● **Prompt**
Return the records in full, exactly as given.

● **Entries supplied**
────────

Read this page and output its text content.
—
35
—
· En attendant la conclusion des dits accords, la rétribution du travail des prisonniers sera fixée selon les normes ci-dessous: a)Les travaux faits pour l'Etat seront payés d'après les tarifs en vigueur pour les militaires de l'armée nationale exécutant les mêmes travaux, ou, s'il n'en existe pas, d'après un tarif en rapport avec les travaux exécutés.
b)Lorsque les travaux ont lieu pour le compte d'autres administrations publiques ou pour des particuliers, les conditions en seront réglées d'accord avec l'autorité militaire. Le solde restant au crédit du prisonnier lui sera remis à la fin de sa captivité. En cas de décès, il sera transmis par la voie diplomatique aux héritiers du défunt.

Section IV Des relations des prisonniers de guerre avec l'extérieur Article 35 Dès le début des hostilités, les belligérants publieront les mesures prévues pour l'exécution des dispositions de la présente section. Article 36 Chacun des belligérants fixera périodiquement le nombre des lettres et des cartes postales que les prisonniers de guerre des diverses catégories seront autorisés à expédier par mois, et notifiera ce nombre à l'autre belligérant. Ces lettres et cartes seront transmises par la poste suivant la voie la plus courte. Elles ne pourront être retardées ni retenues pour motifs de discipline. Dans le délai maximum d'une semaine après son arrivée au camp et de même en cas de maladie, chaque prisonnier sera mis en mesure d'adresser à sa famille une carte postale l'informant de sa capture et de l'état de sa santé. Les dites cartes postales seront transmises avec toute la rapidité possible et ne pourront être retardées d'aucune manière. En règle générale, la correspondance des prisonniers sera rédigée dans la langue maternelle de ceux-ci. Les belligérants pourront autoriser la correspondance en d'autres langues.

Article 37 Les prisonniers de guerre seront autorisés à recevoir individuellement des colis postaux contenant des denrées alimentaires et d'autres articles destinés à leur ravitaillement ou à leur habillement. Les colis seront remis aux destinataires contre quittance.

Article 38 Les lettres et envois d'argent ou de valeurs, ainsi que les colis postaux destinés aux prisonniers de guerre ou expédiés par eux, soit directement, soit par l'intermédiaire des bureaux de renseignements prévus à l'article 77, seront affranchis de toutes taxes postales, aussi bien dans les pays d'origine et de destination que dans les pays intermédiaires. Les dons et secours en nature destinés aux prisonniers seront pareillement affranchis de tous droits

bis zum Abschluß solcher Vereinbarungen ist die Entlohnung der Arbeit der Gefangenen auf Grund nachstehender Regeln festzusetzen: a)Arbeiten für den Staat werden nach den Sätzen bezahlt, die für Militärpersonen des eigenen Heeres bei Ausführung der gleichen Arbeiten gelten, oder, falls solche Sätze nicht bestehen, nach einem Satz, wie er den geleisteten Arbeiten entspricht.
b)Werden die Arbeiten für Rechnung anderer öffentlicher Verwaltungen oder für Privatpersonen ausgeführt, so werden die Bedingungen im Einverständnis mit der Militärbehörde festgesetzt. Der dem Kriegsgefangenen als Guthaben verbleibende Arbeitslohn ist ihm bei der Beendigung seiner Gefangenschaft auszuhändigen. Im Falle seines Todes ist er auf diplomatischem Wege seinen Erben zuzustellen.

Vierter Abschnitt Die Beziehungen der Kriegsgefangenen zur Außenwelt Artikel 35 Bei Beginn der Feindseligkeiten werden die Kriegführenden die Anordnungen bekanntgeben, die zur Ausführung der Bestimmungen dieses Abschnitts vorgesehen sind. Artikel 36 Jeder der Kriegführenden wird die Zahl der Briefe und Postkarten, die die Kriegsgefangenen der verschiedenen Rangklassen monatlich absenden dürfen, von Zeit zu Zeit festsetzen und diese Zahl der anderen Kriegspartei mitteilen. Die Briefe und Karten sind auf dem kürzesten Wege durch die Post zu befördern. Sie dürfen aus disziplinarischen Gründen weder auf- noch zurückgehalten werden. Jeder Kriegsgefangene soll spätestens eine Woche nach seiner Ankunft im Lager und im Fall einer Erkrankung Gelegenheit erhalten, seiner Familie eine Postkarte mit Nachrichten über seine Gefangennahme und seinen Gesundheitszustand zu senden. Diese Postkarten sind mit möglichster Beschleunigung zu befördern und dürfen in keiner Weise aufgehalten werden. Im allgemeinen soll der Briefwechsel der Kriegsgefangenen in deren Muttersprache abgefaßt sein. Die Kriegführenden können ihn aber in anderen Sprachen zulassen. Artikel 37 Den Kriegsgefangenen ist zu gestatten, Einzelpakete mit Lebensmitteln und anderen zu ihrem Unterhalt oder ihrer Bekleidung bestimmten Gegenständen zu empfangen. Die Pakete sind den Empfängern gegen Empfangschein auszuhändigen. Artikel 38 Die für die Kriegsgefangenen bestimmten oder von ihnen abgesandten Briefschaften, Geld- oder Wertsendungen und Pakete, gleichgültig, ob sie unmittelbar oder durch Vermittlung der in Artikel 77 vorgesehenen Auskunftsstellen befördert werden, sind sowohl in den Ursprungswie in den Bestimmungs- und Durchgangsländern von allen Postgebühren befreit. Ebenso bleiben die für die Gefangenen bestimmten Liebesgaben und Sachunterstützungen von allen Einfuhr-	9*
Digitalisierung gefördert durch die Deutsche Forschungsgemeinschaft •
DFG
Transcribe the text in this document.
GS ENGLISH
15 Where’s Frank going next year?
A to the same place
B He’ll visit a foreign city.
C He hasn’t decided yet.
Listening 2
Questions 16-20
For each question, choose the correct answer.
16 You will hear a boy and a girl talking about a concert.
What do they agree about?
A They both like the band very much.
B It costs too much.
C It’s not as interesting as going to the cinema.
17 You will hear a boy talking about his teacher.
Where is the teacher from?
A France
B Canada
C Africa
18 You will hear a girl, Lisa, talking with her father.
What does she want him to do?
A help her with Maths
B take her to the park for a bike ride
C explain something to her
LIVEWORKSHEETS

────────

● **Response to the exercise**
Read this page and output its text content.
—
35
—
· En attendant la conclusion des dits accords, la rétribution du travail des prisonniers sera fixée selon les normes ci-dessous: a)Les travaux faits pour l'Etat seront payés d'après les tarifs en vigueur pour les militaires de l'armée nationale exécutant les mêmes travaux, ou, s'il n'en existe pas, d'après un tarif en rapport avec les travaux exécutés.
b)Lorsque les travaux ont lieu pour le compte d'autres administrations publiques ou pour des particuliers, les conditions en seront réglées d'accord avec l'autorité militaire. Le solde restant au crédit du prisonnier lui sera remis à la fin de sa captivité. En cas de décès, il sera transmis par la voie diplomatique aux héritiers du défunt.

Section IV Des relations des prisonniers de guerre avec l'extérieur Article 35 Dès le début des hostilités, les belligérants publieront les mesures prévues pour l'exécution des dispositions de la présente section. Article 36 Chacun des belligérants fixera périodiquement le nombre des lettres et des cartes postales que les prisonniers de guerre des diverses catégories seront autorisés à expédier par mois, et notifiera ce nombre à l'autre belligérant. Ces lettres et cartes seront transmises par la poste suivant la voie la plus courte. Elles ne pourront être retardées ni retenues pour motifs de discipline. Dans le délai maximum d'une semaine après son arrivée au camp et de même en cas de maladie, chaque prisonnier sera mis en mesure d'adresser à sa famille une carte postale l'informant de sa capture et de l'état de sa santé. Les dites cartes postales seront transmises avec toute la rapidité possible et ne pourront être retardées d'aucune manière. En règle générale, la correspondance des prisonniers sera rédigée dans la langue maternelle de ceux-ci. Les belligérants pourront autoriser la correspondance en d'autres langues.

Article 37 Les prisonniers de guerre seront autorisés à recevoir individuellement des colis postaux contenant des denrées alimentaires et d'autres articles destinés à leur ravitaillement ou à leur habillement. Les colis seront remis aux destinataires contre quittance.

Article 38 Les lettres et envois d'argent ou de valeurs, ainsi que les colis postaux destinés aux prisonniers de guerre ou expédiés par eux, soit directement, soit par l'intermédiaire des bureaux de renseignements prévus à l'article 77, seront affranchis de toutes taxes postales, aussi bien dans les pays d'origine et de destination que dans les pays intermédiaires. Les dons et secours en nature destinés aux prisonniers seront pareillement affranchis de tous droits

bis zum Abschluß solcher Vereinbarungen ist die Entlohnung der Arbeit der Gefangenen auf Grund nachstehender Regeln festzusetzen: a)Arbeiten für den Staat werden nach den Sätzen bezahlt, die für Militärpersonen des eigenen Heeres bei Ausführung der gleichen Arbeiten gelten, oder, falls solche Sätze nicht bestehen, nach einem Satz, wie er den geleisteten Arbeiten entspricht.
b)Werden die Arbeiten für Rechnung anderer öffentlicher Verwaltungen oder für Privatpersonen ausgeführt, so werden die Bedingungen im Einverständnis mit der Militärbehörde festgesetzt. Der dem Kriegsgefangenen als Guthaben verbleibende Arbeitslohn ist ihm bei der Beendigung seiner Gefangenschaft auszuhändigen. Im Falle seines Todes ist er auf diplomatischem Wege seinen Erben zuzustellen.

Vierter Abschnitt Die Beziehungen der Kriegsgefangenen zur Außenwelt Artikel 35 Bei Beginn der Feindseligkeiten werden die Kriegführenden die Anordnungen bekanntgeben, die zur Ausführung der Bestimmungen dieses Abschnitts vorgesehen sind. Artikel 36 Jeder der Kriegführenden wird die Zahl der Briefe und Postkarten, die die Kriegsgefangenen der verschiedenen Rangklassen monatlich absenden dürfen, von Zeit zu Zeit festsetzen und diese Zahl der anderen Kriegspartei mitteilen. Die Briefe und Karten sind auf dem kürzesten Wege durch die Post zu befördern. Sie dürfen aus disziplinarischen Gründen weder auf- noch zurückgehalten werden. Jeder Kriegsgefangene soll spätestens eine Woche nach seiner Ankunft im Lager und im Fall einer Erkrankung Gelegenheit erhalten, seiner Familie eine Postkarte mit Nachrichten über seine Gefangennahme und seinen Gesundheitszustand zu senden. Diese Postkarten sind mit möglichster Beschleunigung zu befördern und dürfen in keiner Weise aufgehalten werden. Im allgemeinen soll der Briefwechsel der Kriegsgefangenen in deren Muttersprache abgefaßt sein. Die Kriegführenden können ihn aber in anderen Sprachen zulassen. Artikel 37 Den Kriegsgefangenen ist zu gestatten, Einzelpakete mit Lebensmitteln und anderen zu ihrem Unterhalt oder ihrer Bekleidung bestimmten Gegenständen zu empfangen. Die Pakete sind den Empfängern gegen Empfangschein auszuhändigen. Artikel 38 Die für die Kriegsgefangenen bestimmten oder von ihnen abgesandten Briefschaften, Geld- oder Wertsendungen und Pakete, gleichgültig, ob sie unmittelbar oder durch Vermittlung der in Artikel 77 vorgesehenen Auskunftsstellen befördert werden, sind sowohl in den Ursprungswie in den Bestimmungs- und Durchgangsländern von allen Postgebühren befreit. Ebenso bleiben die für die Gefangenen bestimmten Liebesgaben und Sachunterstützungen von allen Einfuhr-	9*
Digitalisierung gefördert durch die Deutsche Forschungsgemeinschaft •
DFG
Transcribe the text in this document.
GS ENGLISH
15 Where’s Frank going next year?
A to the same place
B He’ll visit a foreign city.
C He hasn’t decided yet.
Listening 2
Questions 16-20
For each question, choose the correct answer.
16 You will hear a boy and a girl talking about a concert.
What do they agree about?
A They both like the band very much.
B It costs too much.
C It’s not as interesting as going to the cinema.
17 You will hear a boy talking about his teacher.
Where is the teacher from?
A France
B Canada
C Africa
18 You will hear a girl, Lisa, talking with her father.
What does she want him to do?
A help her with Maths
B take her to the park for a bike ride
C explain something to her
LIVEWORKSHEETS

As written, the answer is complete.